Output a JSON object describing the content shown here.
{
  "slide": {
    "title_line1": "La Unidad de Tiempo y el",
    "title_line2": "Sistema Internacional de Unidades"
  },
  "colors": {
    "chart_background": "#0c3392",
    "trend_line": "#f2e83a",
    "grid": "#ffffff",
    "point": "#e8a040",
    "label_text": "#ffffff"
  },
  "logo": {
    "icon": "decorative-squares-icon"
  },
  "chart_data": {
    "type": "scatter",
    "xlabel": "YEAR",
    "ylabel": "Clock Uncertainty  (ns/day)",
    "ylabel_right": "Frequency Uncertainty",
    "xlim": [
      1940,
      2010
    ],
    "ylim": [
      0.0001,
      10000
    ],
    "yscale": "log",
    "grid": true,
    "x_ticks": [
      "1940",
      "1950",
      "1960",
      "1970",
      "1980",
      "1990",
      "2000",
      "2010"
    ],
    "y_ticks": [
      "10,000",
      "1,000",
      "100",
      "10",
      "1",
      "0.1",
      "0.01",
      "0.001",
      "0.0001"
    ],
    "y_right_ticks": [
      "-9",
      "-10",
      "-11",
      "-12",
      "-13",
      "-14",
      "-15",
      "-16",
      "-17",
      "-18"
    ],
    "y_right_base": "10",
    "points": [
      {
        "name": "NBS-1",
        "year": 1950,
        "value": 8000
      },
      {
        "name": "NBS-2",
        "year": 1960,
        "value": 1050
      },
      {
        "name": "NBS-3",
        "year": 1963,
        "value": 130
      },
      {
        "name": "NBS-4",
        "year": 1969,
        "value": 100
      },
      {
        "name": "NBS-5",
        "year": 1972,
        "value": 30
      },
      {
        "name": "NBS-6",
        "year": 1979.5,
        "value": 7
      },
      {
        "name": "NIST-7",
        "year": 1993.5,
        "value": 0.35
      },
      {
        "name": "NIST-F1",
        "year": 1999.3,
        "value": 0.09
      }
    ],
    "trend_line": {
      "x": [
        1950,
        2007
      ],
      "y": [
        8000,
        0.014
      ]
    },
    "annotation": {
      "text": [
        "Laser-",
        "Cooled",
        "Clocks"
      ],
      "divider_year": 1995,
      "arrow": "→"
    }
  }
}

▶ PROBLEM TO WORK ON:
Select and copy each line from the data that includes the word "value".

▶ SOLUTION TO THE PROBLEM:
        "value": 8000
        "value": 1050
        "value": 130
        "value": 100
        "value": 30
        "value": 7
        "value": 0.35
        "value": 0.09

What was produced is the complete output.